— Start Given entries —

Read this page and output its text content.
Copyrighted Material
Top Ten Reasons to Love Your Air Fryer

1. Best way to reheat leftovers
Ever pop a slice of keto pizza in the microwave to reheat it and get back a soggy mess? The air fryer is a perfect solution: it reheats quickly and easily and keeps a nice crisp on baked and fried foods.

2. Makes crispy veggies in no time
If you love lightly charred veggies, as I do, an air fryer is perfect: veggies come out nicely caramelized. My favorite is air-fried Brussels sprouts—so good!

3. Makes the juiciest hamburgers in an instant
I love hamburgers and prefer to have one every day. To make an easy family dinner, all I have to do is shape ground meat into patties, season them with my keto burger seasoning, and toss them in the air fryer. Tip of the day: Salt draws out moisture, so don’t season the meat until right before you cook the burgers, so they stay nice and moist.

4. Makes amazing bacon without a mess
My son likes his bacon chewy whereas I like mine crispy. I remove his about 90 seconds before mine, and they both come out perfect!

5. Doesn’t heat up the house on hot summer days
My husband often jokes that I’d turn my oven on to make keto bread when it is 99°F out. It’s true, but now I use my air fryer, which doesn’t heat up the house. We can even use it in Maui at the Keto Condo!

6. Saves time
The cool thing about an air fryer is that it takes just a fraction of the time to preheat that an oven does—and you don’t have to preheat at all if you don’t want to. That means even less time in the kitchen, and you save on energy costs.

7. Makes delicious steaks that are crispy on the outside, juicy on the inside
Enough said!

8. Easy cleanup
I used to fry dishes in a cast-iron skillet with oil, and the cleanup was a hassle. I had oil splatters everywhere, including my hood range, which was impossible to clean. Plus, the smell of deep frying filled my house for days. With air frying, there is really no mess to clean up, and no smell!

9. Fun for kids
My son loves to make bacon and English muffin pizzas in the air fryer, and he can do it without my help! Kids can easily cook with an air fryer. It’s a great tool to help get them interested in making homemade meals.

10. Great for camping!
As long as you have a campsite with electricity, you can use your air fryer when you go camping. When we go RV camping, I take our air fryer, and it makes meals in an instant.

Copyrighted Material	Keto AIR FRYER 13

— End Given entries —

Identify the lines in the entries that hold "cleanup" and return each one.

| The output |
8. Easy cleanup
I used to fry dishes in a cast-iron skillet with oil, and the cleanup was a hassle. I had oil splatters everywhere, including my hood range, which was impossible to clean. Plus, the smell of deep frying filled my house for days. With air frying, there is really no mess to clean up, and no smell!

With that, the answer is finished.